═════ Extract provided

Prove $\int_0^\infty \frac{\ln \tan^2 (ax)}{1+x^2}\,dx = \pi\ln \tanh(a)$

Here is another solution:

We remark that

$$ \log\tan^{2}\theta = -4 \sum_{n \ \mathrm{odd}}^{\infty}\frac{1}{n}\cos 2n\theta \tag{1} $$

and

$$ \sum_{n \ \mathrm{odd}}^{\infty} \frac{1}{n} x^{n} = \frac{1}{2}\log\left(\frac{1+x}{1-x}\right). \tag{2} $$

Both are easily proved by using Euler's formula $e^{i\theta} = \cos\theta + i\sin\theta$ and the Taylor series of the logarithm. Also we note that

$$ \int_{0}^{\infty} \frac{t \sin t}{a^2 + t^2} \, dt = \frac{\pi}{2} e^{-|a|}. \tag{3}$$

Then

\begin{align*} \int_{0}^{\infty} \frac{\log\tan^2(ax)}{1+x^2} \, dx &= \int_{0}^{\infty} \log\tan^2(ax) \left( \int_{0}^{\infty} \sin t \, e^{-xt} \, dt \right) \, dx \\ &= \int_{0}^{\infty} \sin t \int_{0}^{\infty} e^{-tx} \log\tan^2(ax) \, dxdt \\ &= -4 \int_{0}^{\infty} \sin t \int_{0}^{\infty} \sum_{n \ \mathrm{odd}}^{\infty}\frac{1}{n} e^{-tx} \cos (2nax) \, dxdt \\ &= -4 \int_{0}^{\infty} \sin t \sum_{n \ \mathrm{odd}}^{\infty}\frac{1}{n} \frac{t}{4a^{2}n^{2} + t^{2}} \, dt \\ &= -4 \sum_{n \ \mathrm{odd}}^{\infty} \frac{1}{n} \int_{0}^{\infty} \frac{t \sin t}{4a^{2}n^{2} + t^{2}} \, dt \\ &= -2\pi \sum_{n \ \mathrm{odd}}^{\infty} \frac{1}{n} e^{-2an} = \pi \log \left( \frac{1-e^{-2a}}{1+e^{-2a}} \right) \\ &= \pi \log (\tanh a). \end{align*}


An idea with complex contour. Let us choose the path

$$C_R:=[-R,R]\cup\gamma_R:=\{z\in\Bbb C\;;\;z=Re^{it}\,\,,\,0\leq t\leq \pi\}\,\,,\,0<<R\in\Bbb R$$

Take the function

$$f(z):=\frac{\operatorname{Log}(\tan^2az)}{1+z^2}=2\frac{\operatorname{Log}(\tan az)}{1+z^2}$$

Inside the domain enclosed by $\,C_R\,$ above, the function has the pole $\,z=i\,$ (note that at the poles of $\,\tan az\,$ the logarithmic function equals $\,0+\arg(\text{pole})\,$ , and since we're going to choose the branch along the cut from zero to $\,-i\infty \,$ , i.e. the negative y-axis all these give us zero, so we're left only with the zero of the denominator in the positive half complex plane:

$$Res_{z=i}(f)=2\lim_{z\to i}(z-i)\frac{\operatorname{Log}(\tan az)}{z^2+1}=2\frac{\operatorname{Log}(\tan ai)}{2i}=-i\log(\tanh a)$$

We also have that

$$\left|\int_{\gamma_R}2\frac{\operatorname{Log}(\tan az)}{1+z^2}dz\right|\leq2\frac{|\log|\tan az||}{1-R^2}R\pi\xrightarrow[R\to\infty]{}0$$

as using the form (with $\,z=x+yi\,\,,\,x,y\in\Bbb R\,\,,\,y>0\,$)

══════════
═════ Given records

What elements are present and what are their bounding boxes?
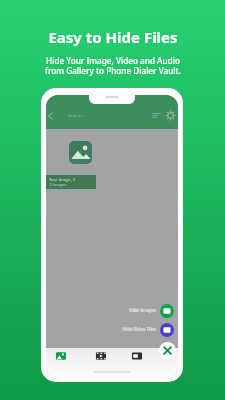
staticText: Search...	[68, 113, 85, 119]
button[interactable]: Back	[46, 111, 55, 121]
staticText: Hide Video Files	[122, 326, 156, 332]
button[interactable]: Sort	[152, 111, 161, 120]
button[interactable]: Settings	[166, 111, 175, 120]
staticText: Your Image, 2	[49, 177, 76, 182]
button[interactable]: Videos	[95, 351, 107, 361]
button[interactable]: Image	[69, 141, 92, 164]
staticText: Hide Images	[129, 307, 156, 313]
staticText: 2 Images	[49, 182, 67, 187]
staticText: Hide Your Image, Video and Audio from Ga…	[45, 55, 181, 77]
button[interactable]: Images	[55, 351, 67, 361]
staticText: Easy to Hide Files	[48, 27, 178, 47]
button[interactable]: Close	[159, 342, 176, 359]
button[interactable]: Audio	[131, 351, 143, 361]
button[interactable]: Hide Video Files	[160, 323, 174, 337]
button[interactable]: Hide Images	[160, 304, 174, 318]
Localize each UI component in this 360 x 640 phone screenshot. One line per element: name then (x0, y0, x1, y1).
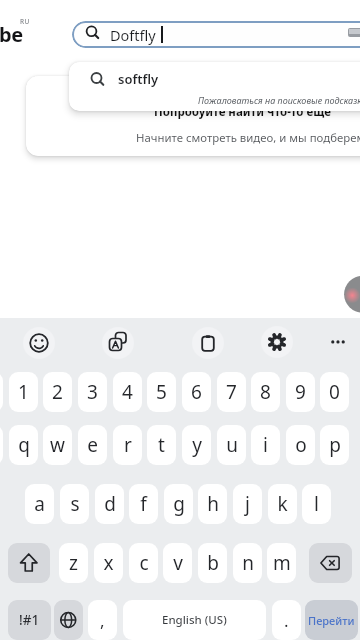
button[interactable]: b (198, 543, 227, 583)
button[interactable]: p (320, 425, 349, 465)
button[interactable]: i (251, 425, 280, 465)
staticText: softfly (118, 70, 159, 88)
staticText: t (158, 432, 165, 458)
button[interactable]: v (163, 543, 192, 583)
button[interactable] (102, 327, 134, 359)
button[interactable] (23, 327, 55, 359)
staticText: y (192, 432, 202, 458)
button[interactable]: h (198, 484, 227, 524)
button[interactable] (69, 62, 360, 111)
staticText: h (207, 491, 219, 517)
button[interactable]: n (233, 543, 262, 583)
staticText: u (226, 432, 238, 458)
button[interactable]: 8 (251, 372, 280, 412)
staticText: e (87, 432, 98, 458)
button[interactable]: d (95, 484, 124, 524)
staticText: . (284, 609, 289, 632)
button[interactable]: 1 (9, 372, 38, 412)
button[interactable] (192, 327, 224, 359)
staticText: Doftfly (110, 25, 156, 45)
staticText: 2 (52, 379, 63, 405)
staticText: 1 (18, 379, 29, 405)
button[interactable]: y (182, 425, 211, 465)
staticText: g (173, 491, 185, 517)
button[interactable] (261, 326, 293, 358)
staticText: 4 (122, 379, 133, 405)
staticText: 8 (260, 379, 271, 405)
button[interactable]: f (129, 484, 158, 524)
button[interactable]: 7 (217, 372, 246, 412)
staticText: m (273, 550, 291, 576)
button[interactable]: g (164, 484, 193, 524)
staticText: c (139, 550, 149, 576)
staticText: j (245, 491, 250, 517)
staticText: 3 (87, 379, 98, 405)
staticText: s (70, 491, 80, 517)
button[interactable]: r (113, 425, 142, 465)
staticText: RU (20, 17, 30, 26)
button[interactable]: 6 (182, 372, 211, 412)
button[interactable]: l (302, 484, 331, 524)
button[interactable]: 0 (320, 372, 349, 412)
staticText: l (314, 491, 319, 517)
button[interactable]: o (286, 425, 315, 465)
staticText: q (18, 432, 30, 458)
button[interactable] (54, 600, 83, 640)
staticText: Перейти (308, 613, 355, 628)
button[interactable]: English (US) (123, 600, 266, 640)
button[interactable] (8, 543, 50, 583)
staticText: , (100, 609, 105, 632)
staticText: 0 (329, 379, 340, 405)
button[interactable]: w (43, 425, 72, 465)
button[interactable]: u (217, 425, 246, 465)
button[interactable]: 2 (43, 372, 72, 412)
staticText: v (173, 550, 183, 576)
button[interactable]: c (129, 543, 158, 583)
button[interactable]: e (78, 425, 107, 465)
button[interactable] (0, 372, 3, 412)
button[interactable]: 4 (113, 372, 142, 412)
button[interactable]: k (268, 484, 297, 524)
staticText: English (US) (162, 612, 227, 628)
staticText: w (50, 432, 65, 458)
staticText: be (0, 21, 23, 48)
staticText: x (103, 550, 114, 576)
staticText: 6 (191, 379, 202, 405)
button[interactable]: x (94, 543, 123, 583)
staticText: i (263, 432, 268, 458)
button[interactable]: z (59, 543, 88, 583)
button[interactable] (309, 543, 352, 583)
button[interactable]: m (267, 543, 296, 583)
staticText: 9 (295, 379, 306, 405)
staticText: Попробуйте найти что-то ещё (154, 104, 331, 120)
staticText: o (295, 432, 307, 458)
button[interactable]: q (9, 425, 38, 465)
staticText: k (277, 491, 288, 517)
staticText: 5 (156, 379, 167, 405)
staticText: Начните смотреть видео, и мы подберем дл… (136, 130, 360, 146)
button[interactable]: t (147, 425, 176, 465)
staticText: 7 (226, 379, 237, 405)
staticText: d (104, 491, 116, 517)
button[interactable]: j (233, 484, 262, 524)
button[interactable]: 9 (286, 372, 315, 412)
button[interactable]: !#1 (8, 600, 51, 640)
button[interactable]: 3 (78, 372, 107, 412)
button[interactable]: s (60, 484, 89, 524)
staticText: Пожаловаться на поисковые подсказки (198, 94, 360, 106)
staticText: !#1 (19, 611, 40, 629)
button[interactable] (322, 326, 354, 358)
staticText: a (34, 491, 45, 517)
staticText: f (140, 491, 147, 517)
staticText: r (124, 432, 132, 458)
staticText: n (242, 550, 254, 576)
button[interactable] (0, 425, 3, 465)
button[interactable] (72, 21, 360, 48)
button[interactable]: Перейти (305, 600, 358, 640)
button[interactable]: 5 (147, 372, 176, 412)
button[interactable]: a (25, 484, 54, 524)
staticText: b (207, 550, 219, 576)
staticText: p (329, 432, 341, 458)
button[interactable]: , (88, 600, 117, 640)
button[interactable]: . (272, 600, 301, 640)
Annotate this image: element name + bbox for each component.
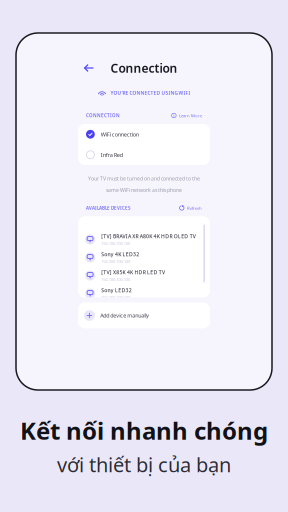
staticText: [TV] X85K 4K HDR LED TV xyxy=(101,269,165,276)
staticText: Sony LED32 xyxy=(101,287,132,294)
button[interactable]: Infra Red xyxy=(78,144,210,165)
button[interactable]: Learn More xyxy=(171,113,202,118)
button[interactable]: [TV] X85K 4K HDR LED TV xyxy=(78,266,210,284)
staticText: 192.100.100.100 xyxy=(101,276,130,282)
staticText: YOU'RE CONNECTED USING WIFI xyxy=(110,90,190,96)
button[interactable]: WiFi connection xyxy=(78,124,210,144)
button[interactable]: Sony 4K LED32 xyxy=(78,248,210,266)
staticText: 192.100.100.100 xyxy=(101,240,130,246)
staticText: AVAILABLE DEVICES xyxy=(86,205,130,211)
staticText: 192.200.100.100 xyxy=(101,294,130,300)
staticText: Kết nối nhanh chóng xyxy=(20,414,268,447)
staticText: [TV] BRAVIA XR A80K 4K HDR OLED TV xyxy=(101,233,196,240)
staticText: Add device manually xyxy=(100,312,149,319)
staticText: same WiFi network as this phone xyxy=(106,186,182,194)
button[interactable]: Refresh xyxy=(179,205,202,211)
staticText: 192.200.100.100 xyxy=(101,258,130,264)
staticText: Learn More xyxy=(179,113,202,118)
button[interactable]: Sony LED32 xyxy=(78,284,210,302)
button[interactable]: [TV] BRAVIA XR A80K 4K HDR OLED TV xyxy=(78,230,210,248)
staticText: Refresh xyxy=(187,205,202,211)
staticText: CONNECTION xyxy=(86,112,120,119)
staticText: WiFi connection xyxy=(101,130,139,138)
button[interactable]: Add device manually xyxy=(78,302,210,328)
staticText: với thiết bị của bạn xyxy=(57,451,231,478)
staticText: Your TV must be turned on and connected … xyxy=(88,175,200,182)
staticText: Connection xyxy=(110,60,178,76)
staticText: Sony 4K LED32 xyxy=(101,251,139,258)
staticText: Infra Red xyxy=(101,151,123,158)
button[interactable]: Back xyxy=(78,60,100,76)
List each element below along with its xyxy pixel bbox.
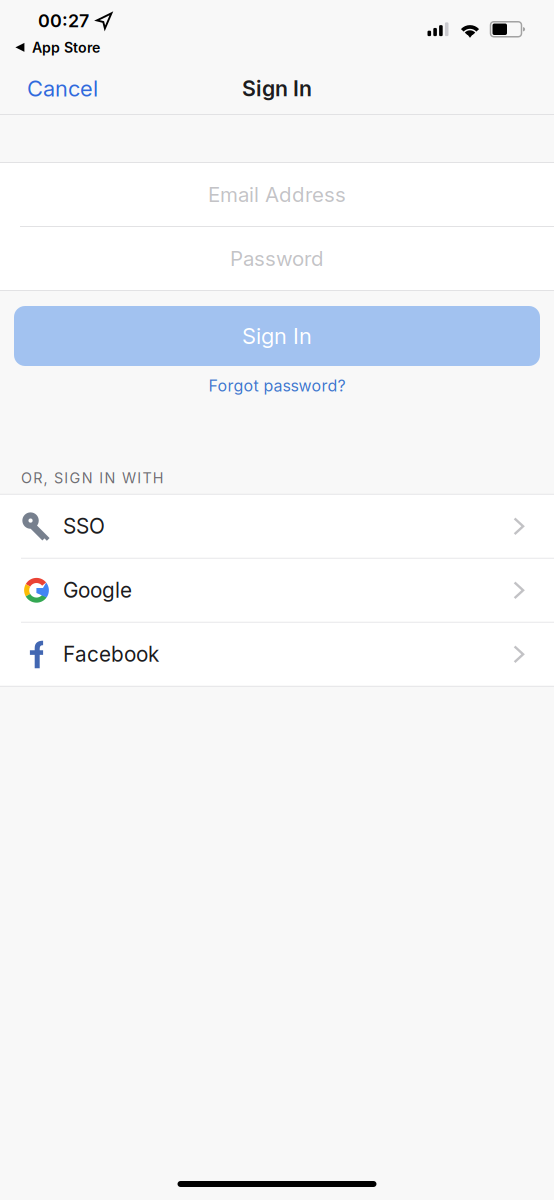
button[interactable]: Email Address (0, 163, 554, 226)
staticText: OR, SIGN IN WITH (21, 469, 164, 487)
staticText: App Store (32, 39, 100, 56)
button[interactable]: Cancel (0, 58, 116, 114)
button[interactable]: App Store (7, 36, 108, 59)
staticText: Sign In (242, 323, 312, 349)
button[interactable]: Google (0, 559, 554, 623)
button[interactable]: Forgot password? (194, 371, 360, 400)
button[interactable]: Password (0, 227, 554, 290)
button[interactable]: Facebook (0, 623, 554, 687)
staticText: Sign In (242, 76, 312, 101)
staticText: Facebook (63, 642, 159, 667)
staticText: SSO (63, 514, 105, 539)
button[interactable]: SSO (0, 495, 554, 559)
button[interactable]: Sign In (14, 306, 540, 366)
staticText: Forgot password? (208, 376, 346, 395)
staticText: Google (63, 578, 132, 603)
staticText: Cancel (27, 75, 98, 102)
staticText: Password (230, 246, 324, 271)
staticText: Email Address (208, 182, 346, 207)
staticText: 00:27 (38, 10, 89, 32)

══════════

▶ Exercises to complete
1. Please answer these questions about the log-tangent integral thread:
(a) What value does the thread give for the integral of t sin t/(a² + t²) from 0 to ∞?
(b) In the contour approach, which pole of the function lies inside the domain enclosed by C_R?
(c) Along which cut is the branch of the logarithm chosen?
2. Translate this sentence from the log-tangent integral thread into Spanish: "Both are easily proved by using Euler's formula $e^{i\theta} = \cos\theta + i\sin\theta$ and the Taylor series of the logarithm."

▶ Outputs
1.
(a) (π/2)e^(−|a|)
(b) z = i
(c) The cut from zero to −i∞, i.e. the negative y-axis.

2. Ambas se demuestran fácilmente usando la fórmula de Euler $e^{i\theta} = \cos\theta + i\sin\theta$ y la serie de Taylor del logaritmo.